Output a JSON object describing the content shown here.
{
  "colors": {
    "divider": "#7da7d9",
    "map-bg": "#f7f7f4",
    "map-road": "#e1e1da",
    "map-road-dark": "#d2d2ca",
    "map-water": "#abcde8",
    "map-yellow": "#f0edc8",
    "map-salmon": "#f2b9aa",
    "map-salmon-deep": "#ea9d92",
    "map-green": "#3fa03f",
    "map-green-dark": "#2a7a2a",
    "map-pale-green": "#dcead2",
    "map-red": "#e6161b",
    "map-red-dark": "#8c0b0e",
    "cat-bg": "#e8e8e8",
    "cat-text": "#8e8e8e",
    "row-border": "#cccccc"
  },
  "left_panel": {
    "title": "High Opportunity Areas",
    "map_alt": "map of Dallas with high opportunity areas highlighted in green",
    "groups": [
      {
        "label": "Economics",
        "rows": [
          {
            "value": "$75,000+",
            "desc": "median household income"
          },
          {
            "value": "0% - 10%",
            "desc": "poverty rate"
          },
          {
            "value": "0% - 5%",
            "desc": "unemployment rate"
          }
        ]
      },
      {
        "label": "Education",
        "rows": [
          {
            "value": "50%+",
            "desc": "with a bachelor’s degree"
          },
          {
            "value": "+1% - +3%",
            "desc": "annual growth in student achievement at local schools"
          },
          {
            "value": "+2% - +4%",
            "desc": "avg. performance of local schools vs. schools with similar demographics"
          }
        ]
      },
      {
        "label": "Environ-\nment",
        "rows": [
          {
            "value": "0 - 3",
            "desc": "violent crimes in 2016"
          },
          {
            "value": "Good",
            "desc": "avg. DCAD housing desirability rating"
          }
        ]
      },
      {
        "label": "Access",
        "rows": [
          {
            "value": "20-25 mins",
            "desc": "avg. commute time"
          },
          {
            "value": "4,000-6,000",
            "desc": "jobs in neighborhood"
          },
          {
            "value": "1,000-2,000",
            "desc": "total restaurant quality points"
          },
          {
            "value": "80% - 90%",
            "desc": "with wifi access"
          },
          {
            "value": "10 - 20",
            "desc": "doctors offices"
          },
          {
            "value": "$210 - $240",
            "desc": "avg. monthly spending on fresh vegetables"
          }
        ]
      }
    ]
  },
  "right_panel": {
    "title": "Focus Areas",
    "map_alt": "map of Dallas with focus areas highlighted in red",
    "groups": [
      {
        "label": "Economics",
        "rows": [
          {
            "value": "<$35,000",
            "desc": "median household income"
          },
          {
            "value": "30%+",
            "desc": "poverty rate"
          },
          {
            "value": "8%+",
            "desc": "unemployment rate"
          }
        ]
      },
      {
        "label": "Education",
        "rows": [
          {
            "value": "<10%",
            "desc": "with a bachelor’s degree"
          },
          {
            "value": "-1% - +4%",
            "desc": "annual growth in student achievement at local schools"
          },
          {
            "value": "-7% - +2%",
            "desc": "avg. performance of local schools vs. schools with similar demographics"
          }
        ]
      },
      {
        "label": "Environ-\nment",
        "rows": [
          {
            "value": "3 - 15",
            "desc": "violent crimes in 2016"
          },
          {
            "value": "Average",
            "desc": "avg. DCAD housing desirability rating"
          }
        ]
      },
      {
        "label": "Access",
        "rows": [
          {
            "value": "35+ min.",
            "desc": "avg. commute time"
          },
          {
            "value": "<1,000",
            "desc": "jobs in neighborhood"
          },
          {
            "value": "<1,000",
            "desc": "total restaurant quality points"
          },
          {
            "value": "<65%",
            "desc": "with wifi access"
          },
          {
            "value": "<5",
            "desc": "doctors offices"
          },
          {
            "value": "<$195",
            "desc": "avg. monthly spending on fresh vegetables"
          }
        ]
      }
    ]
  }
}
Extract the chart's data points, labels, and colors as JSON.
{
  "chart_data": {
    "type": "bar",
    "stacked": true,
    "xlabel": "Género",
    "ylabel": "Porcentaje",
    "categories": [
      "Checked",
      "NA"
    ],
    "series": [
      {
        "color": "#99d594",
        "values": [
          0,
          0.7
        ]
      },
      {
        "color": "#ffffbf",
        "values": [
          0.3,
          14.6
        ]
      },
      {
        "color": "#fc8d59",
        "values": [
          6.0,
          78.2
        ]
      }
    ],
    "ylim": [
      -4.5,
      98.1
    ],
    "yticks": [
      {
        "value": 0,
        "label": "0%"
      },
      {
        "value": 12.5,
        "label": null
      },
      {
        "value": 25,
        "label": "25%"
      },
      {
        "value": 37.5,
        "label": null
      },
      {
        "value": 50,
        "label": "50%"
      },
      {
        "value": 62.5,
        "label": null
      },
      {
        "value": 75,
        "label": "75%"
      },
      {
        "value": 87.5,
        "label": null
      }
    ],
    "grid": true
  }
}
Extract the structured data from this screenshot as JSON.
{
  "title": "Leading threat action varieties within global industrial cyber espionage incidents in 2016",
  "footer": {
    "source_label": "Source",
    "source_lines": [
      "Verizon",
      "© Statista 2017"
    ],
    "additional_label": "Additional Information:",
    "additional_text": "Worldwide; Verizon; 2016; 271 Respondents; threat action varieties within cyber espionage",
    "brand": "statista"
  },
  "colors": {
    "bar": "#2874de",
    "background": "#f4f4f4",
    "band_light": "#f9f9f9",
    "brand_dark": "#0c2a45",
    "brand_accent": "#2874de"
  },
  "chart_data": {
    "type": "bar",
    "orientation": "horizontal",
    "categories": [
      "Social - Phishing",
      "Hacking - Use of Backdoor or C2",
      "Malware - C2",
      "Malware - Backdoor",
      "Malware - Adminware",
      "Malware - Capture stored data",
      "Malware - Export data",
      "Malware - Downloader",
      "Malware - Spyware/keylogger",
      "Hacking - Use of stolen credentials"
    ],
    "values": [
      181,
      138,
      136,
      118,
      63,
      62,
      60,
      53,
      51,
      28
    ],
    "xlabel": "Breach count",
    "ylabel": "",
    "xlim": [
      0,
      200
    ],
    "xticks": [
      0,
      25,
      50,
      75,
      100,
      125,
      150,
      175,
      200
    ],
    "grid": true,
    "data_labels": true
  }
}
○ ○ ○ ○
▸ What you have to do
Copy all lines from the data that hold the word "Dallas".

▸ Written answer
    "map_alt": "map of Dallas with high opportunity areas highlighted in green",
    "map_alt": "map of Dallas with focus areas highlighted in red",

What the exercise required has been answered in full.